=== WHAT IS REQUIRED ===
Extract each line of the records below that contains the word "name".

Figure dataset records
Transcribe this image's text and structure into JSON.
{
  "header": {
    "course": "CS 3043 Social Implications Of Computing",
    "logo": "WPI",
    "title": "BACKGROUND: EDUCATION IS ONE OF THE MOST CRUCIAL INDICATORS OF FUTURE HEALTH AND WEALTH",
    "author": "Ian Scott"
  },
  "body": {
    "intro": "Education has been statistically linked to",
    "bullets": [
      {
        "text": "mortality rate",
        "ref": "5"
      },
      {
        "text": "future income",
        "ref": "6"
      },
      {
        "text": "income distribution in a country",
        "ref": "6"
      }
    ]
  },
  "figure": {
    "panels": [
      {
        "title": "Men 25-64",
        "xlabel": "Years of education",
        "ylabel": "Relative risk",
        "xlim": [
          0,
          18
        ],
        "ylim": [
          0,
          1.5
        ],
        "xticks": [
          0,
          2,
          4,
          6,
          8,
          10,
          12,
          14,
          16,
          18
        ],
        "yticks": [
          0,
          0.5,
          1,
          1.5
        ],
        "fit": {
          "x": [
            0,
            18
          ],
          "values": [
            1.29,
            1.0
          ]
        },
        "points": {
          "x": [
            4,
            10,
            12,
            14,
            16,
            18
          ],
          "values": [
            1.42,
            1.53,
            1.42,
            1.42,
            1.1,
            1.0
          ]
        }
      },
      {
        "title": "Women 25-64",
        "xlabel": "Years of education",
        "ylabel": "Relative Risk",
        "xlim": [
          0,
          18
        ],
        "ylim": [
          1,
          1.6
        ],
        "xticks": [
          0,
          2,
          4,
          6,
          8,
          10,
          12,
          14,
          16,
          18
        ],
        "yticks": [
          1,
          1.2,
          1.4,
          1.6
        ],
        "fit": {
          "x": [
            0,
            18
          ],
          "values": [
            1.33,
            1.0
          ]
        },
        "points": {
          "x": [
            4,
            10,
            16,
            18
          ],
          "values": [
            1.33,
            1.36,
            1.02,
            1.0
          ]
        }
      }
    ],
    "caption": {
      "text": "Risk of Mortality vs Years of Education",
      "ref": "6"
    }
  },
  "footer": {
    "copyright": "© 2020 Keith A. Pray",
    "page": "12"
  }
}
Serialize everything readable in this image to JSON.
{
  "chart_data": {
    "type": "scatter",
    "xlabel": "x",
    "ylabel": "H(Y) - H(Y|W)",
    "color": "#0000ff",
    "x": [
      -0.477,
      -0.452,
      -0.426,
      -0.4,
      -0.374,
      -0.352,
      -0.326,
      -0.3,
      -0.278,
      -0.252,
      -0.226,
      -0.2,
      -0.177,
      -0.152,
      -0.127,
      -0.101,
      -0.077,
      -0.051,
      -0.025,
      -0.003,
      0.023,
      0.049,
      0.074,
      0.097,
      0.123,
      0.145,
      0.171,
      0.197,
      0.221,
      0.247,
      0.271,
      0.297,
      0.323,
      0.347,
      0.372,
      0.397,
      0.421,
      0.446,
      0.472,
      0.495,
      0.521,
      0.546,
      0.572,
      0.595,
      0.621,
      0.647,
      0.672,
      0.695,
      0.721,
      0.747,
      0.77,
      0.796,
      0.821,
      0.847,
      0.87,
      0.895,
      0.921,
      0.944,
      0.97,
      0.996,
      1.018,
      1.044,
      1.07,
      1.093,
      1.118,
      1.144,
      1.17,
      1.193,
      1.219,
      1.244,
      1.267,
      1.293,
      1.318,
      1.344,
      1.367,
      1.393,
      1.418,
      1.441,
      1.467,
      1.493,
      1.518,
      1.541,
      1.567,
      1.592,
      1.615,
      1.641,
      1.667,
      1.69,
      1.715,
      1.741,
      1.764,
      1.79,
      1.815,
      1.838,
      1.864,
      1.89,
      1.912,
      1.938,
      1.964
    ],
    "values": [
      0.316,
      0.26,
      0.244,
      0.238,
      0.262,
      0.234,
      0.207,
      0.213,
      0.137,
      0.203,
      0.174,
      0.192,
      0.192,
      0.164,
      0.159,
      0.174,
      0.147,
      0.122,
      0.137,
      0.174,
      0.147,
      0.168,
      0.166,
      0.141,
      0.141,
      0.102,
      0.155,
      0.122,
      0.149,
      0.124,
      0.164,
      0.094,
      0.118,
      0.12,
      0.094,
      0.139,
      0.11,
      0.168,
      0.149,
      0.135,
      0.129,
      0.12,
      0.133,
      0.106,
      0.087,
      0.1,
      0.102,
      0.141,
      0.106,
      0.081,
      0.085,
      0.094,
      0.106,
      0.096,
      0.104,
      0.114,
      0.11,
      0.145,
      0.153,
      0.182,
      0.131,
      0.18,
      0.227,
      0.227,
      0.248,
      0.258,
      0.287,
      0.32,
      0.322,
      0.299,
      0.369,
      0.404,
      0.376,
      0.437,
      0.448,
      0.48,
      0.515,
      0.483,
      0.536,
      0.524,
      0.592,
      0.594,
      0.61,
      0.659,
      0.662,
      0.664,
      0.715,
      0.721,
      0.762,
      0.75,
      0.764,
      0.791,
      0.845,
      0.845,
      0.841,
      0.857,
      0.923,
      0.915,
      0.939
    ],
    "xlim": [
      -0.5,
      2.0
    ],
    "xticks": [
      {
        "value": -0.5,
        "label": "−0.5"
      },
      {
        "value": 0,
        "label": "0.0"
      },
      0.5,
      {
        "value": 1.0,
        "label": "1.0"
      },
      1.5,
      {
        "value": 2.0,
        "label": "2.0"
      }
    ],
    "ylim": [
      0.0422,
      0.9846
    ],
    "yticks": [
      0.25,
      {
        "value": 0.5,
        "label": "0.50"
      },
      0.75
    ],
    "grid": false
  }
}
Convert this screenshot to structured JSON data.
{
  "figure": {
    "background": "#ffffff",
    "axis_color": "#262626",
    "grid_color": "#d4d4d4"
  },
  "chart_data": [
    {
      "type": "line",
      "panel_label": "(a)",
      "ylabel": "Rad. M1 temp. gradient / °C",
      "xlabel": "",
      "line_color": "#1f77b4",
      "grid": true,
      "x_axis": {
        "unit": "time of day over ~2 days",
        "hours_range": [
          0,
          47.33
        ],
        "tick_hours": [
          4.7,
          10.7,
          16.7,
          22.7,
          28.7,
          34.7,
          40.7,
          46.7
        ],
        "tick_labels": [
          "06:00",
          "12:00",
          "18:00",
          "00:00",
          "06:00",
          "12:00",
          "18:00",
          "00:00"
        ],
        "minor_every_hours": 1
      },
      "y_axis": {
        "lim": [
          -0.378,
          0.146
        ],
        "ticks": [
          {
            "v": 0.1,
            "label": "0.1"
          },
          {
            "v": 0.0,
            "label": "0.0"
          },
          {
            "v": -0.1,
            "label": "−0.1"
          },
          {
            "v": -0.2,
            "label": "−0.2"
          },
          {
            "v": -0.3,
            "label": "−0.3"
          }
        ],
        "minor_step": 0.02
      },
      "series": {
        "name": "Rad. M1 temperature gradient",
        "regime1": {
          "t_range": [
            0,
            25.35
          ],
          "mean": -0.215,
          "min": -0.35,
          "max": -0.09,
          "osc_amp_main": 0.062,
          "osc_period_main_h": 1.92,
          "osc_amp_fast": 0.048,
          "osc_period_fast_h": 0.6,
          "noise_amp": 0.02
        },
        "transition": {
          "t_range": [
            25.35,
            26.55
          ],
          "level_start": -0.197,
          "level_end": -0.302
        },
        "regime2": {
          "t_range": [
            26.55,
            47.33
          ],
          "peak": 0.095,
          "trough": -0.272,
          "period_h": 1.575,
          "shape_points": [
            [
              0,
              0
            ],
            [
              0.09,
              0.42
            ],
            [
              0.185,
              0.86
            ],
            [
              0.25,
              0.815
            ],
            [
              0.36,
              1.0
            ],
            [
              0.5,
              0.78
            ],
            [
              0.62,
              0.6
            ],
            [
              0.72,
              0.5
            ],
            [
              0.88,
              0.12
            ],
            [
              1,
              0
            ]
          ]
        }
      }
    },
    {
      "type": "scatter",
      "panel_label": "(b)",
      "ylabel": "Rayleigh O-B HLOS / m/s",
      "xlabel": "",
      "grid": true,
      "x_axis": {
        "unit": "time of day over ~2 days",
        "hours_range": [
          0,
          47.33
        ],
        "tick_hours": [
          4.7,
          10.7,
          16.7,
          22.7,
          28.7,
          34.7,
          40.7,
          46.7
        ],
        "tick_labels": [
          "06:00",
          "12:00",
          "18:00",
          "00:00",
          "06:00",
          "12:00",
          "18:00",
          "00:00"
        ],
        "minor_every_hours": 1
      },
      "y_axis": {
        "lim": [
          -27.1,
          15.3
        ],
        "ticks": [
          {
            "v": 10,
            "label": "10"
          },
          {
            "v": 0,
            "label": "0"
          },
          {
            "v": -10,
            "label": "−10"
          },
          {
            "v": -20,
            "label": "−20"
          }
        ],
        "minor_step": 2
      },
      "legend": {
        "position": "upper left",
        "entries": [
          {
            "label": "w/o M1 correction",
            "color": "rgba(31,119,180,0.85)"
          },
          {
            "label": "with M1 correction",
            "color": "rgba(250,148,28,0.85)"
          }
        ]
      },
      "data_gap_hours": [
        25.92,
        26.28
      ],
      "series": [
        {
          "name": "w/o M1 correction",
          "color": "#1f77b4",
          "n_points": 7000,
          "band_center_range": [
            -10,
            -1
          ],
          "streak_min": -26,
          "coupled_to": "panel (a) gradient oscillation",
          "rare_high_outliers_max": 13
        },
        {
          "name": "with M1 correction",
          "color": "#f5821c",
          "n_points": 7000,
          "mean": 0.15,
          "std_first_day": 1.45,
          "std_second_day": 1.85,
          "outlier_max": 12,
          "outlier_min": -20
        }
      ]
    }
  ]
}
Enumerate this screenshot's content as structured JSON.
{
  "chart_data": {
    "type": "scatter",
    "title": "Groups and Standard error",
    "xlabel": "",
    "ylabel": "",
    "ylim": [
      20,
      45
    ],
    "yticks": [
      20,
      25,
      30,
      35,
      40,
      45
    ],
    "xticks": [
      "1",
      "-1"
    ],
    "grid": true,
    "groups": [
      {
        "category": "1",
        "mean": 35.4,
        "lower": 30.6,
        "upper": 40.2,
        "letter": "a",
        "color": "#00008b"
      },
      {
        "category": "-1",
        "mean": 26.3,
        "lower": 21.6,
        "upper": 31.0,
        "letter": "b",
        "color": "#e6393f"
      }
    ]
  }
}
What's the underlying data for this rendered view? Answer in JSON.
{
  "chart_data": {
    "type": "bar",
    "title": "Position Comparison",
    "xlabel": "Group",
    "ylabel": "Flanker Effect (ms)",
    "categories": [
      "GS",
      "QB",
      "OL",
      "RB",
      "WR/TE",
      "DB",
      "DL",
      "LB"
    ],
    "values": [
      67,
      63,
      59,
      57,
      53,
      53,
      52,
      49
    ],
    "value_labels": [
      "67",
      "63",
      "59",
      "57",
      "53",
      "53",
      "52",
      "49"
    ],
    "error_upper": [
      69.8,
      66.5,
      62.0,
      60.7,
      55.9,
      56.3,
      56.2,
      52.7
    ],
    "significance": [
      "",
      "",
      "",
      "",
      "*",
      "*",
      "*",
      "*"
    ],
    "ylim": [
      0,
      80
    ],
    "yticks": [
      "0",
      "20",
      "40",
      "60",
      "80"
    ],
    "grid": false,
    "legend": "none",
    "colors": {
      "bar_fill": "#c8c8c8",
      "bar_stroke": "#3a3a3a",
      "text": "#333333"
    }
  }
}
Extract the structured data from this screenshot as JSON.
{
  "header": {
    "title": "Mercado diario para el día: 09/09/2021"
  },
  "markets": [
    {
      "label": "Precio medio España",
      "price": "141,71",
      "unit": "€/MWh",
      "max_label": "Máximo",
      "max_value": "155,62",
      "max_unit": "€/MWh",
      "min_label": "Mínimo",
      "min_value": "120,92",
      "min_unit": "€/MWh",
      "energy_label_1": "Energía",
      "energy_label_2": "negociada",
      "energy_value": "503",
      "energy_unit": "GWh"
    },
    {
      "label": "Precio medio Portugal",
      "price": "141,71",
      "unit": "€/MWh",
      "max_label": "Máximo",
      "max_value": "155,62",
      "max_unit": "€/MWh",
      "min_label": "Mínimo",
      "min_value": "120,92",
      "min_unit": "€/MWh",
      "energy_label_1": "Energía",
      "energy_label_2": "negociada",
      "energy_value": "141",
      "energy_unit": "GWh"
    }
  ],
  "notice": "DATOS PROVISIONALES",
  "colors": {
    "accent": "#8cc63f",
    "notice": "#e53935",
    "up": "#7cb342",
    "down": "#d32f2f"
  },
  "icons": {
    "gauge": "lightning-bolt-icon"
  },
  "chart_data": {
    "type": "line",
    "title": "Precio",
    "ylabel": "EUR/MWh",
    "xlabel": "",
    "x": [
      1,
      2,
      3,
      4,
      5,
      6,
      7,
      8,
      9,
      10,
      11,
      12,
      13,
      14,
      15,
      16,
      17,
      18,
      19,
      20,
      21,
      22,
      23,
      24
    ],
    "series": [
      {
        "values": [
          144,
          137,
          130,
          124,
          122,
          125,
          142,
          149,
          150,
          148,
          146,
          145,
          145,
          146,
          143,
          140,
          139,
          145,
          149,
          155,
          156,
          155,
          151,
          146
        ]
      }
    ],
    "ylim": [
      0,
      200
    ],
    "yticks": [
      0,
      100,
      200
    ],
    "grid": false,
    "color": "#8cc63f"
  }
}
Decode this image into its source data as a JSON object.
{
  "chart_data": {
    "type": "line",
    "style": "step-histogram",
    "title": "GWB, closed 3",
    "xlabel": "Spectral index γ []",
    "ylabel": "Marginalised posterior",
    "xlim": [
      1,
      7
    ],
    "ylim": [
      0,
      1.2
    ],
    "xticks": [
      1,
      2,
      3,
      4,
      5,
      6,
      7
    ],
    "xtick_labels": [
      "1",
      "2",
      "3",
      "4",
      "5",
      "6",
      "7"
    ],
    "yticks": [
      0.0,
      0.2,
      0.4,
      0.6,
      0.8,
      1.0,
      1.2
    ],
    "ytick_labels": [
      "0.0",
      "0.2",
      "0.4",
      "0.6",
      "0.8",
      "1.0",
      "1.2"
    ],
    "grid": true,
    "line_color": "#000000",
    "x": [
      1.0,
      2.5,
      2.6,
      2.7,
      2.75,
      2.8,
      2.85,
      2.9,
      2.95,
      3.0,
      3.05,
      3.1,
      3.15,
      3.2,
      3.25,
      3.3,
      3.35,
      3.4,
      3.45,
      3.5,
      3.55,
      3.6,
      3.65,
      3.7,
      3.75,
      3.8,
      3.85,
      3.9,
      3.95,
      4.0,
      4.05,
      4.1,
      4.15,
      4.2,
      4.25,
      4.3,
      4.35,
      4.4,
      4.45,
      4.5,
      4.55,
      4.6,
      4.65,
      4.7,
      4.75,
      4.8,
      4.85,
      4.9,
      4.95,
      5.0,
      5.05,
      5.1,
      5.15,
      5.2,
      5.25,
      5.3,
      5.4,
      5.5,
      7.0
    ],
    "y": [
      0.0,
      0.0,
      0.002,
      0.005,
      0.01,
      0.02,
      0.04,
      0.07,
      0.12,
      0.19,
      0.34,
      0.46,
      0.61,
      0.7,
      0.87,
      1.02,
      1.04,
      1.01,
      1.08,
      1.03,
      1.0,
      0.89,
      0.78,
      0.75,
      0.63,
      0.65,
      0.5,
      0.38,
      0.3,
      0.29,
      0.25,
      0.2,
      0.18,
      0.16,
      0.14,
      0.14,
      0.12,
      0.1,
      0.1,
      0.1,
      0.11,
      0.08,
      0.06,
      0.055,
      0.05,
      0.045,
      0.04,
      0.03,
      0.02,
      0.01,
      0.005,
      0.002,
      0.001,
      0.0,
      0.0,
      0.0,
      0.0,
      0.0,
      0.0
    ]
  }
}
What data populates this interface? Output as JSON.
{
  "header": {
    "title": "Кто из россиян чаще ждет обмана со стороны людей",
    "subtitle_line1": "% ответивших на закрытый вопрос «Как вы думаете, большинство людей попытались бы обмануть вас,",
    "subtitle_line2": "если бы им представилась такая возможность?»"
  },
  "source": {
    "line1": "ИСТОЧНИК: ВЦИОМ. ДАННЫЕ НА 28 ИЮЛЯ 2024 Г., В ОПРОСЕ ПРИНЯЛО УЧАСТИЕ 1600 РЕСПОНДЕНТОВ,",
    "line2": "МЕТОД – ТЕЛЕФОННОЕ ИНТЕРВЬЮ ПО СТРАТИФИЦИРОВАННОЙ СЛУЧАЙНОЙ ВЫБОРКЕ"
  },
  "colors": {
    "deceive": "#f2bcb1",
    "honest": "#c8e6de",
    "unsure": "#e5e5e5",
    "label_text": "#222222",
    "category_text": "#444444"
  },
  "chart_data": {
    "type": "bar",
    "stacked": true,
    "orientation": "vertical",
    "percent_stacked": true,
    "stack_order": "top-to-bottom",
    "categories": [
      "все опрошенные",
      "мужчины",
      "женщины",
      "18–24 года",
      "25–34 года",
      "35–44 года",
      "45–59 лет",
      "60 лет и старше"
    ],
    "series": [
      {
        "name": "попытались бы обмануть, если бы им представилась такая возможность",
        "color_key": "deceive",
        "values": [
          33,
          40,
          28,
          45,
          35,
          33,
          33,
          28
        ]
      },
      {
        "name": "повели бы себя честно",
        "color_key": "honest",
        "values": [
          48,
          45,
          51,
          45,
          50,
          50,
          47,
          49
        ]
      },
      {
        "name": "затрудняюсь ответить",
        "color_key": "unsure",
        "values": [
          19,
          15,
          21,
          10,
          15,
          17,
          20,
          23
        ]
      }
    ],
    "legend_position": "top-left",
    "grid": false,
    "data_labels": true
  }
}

=== PROBLEM SOLUTION ===
        "name": "Rad. M1 temperature gradient",
          "name": "w/o M1 correction",
          "name": "with M1 correction",
        "name": "попытались бы обмануть, если бы им представилась такая возможность",
        "name": "повели бы себя честно",
        "name": "затрудняюсь ответить",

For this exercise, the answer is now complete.